▶ _ROWS_:
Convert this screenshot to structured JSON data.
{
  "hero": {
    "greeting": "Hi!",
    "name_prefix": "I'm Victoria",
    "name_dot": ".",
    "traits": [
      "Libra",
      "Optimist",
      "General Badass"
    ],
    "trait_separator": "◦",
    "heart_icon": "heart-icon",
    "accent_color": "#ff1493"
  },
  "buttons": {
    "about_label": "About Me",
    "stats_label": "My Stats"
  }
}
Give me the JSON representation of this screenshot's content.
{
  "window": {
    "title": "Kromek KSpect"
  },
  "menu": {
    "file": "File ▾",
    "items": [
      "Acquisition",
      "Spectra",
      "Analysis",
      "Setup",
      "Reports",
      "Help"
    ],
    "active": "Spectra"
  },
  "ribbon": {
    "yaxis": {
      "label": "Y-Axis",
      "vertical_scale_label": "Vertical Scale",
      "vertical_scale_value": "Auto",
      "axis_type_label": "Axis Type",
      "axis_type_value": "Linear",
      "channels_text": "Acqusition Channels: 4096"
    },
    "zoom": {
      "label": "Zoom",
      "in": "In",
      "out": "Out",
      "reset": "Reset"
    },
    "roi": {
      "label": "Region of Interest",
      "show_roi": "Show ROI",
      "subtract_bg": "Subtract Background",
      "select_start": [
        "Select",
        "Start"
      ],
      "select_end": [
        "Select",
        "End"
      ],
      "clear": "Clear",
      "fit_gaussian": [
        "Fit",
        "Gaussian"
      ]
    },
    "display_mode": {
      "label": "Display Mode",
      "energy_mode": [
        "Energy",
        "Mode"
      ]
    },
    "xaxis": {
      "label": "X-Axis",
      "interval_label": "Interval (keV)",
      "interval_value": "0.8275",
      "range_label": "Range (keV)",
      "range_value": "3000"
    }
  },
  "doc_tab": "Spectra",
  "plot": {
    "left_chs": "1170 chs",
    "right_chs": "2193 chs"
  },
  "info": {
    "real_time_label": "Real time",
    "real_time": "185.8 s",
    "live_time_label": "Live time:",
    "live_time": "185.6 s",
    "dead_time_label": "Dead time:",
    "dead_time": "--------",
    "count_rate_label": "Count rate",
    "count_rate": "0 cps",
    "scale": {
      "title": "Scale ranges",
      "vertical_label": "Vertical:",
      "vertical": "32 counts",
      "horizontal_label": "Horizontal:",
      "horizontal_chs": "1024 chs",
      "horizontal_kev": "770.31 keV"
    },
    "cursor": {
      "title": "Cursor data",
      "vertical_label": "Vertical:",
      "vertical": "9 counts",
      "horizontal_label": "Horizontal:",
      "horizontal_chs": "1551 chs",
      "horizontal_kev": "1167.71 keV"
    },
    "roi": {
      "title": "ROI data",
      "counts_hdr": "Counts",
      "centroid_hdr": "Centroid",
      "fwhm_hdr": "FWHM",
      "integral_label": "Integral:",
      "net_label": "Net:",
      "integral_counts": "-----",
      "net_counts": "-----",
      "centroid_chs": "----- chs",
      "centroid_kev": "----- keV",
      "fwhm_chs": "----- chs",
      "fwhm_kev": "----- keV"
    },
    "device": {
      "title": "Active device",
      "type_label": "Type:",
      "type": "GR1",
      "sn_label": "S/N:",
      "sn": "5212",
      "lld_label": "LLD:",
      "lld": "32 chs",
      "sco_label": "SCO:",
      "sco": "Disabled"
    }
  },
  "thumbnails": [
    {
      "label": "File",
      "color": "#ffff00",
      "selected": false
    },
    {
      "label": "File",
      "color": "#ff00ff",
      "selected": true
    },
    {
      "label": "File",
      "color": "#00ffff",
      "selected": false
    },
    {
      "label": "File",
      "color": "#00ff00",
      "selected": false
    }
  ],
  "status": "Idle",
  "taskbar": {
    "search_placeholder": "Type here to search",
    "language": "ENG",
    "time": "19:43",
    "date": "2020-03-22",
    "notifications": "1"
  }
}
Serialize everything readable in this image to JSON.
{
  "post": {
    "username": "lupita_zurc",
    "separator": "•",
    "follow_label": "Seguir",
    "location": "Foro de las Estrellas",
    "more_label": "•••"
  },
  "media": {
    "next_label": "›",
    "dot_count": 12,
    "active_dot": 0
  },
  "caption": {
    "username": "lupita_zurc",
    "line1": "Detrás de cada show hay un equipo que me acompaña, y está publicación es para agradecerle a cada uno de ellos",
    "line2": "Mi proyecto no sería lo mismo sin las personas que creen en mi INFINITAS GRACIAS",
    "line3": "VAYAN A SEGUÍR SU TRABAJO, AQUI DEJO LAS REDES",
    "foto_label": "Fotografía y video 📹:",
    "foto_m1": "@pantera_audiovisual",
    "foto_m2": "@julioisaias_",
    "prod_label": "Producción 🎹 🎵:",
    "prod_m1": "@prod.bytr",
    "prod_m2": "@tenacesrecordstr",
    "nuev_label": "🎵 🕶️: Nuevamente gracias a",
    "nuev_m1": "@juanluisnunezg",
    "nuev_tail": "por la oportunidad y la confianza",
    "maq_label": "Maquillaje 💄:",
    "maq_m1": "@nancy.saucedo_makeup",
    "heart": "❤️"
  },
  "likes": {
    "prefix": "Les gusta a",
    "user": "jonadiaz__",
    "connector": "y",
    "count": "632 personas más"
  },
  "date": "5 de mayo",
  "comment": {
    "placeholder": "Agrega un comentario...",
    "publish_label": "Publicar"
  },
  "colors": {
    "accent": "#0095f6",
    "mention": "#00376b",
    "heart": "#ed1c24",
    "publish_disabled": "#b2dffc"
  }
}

▶ _EXERCISE AIM_:
Reproduce each entry above exactly, keeping every word.

▶ _COMPLETE OUTPUT_:
Convert this screenshot to structured JSON data.
{
  "hero": {
    "greeting": "Hi!",
    "name_prefix": "I'm Victoria",
    "name_dot": ".",
    "traits": [
      "Libra",
      "Optimist",
      "General Badass"
    ],
    "trait_separator": "◦",
    "heart_icon": "heart-icon",
    "accent_color": "#ff1493"
  },
  "buttons": {
    "about_label": "About Me",
    "stats_label": "My Stats"
  }
}
Give me the JSON representation of this screenshot's content.
{
  "window": {
    "title": "Kromek KSpect"
  },
  "menu": {
    "file": "File ▾",
    "items": [
      "Acquisition",
      "Spectra",
      "Analysis",
      "Setup",
      "Reports",
      "Help"
    ],
    "active": "Spectra"
  },
  "ribbon": {
    "yaxis": {
      "label": "Y-Axis",
      "vertical_scale_label": "Vertical Scale",
      "vertical_scale_value": "Auto",
      "axis_type_label": "Axis Type",
      "axis_type_value": "Linear",
      "channels_text": "Acqusition Channels: 4096"
    },
    "zoom": {
      "label": "Zoom",
      "in": "In",
      "out": "Out",
      "reset": "Reset"
    },
    "roi": {
      "label": "Region of Interest",
      "show_roi": "Show ROI",
      "subtract_bg": "Subtract Background",
      "select_start": [
        "Select",
        "Start"
      ],
      "select_end": [
        "Select",
        "End"
      ],
      "clear": "Clear",
      "fit_gaussian": [
        "Fit",
        "Gaussian"
      ]
    },
    "display_mode": {
      "label": "Display Mode",
      "energy_mode": [
        "Energy",
        "Mode"
      ]
    },
    "xaxis": {
      "label": "X-Axis",
      "interval_label": "Interval (keV)",
      "interval_value": "0.8275",
      "range_label": "Range (keV)",
      "range_value": "3000"
    }
  },
  "doc_tab": "Spectra",
  "plot": {
    "left_chs": "1170 chs",
    "right_chs": "2193 chs"
  },
  "info": {
    "real_time_label": "Real time",
    "real_time": "185.8 s",
    "live_time_label": "Live time:",
    "live_time": "185.6 s",
    "dead_time_label": "Dead time:",
    "dead_time": "--------",
    "count_rate_label": "Count rate",
    "count_rate": "0 cps",
    "scale": {
      "title": "Scale ranges",
      "vertical_label": "Vertical:",
      "vertical": "32 counts",
      "horizontal_label": "Horizontal:",
      "horizontal_chs": "1024 chs",
      "horizontal_kev": "770.31 keV"
    },
    "cursor": {
      "title": "Cursor data",
      "vertical_label": "Vertical:",
      "vertical": "9 counts",
      "horizontal_label": "Horizontal:",
      "horizontal_chs": "1551 chs",
      "horizontal_kev": "1167.71 keV"
    },
    "roi": {
      "title": "ROI data",
      "counts_hdr": "Counts",
      "centroid_hdr": "Centroid",
      "fwhm_hdr": "FWHM",
      "integral_label": "Integral:",
      "net_label": "Net:",
      "integral_counts": "-----",
      "net_counts": "-----",
      "centroid_chs": "----- chs",
      "centroid_kev": "----- keV",
      "fwhm_chs": "----- chs",
      "fwhm_kev": "----- keV"
    },
    "device": {
      "title": "Active device",
      "type_label": "Type:",
      "type": "GR1",
      "sn_label": "S/N:",
      "sn": "5212",
      "lld_label": "LLD:",
      "lld": "32 chs",
      "sco_label": "SCO:",
      "sco": "Disabled"
    }
  },
  "thumbnails": [
    {
      "label": "File",
      "color": "#ffff00",
      "selected": false
    },
    {
      "label": "File",
      "color": "#ff00ff",
      "selected": true
    },
    {
      "label": "File",
      "color": "#00ffff",
      "selected": false
    },
    {
      "label": "File",
      "color": "#00ff00",
      "selected": false
    }
  ],
  "status": "Idle",
  "taskbar": {
    "search_placeholder": "Type here to search",
    "language": "ENG",
    "time": "19:43",
    "date": "2020-03-22",
    "notifications": "1"
  }
}
Serialize everything readable in this image to JSON.
{
  "post": {
    "username": "lupita_zurc",
    "separator": "•",
    "follow_label": "Seguir",
    "location": "Foro de las Estrellas",
    "more_label": "•••"
  },
  "media": {
    "next_label": "›",
    "dot_count": 12,
    "active_dot": 0
  },
  "caption": {
    "username": "lupita_zurc",
    "line1": "Detrás de cada show hay un equipo que me acompaña, y está publicación es para agradecerle a cada uno de ellos",
    "line2": "Mi proyecto no sería lo mismo sin las personas que creen en mi INFINITAS GRACIAS",
    "line3": "VAYAN A SEGUÍR SU TRABAJO, AQUI DEJO LAS REDES",
    "foto_label": "Fotografía y video 📹:",
    "foto_m1": "@pantera_audiovisual",
    "foto_m2": "@julioisaias_",
    "prod_label": "Producción 🎹 🎵:",
    "prod_m1": "@prod.bytr",
    "prod_m2": "@tenacesrecordstr",
    "nuev_label": "🎵 🕶️: Nuevamente gracias a",
    "nuev_m1": "@juanluisnunezg",
    "nuev_tail": "por la oportunidad y la confianza",
    "maq_label": "Maquillaje 💄:",
    "maq_m1": "@nancy.saucedo_makeup",
    "heart": "❤️"
  },
  "likes": {
    "prefix": "Les gusta a",
    "user": "jonadiaz__",
    "connector": "y",
    "count": "632 personas más"
  },
  "date": "5 de mayo",
  "comment": {
    "placeholder": "Agrega un comentario...",
    "publish_label": "Publicar"
  },
  "colors": {
    "accent": "#0095f6",
    "mention": "#00376b",
    "heart": "#ed1c24",
    "publish_disabled": "#b2dffc"
  }
}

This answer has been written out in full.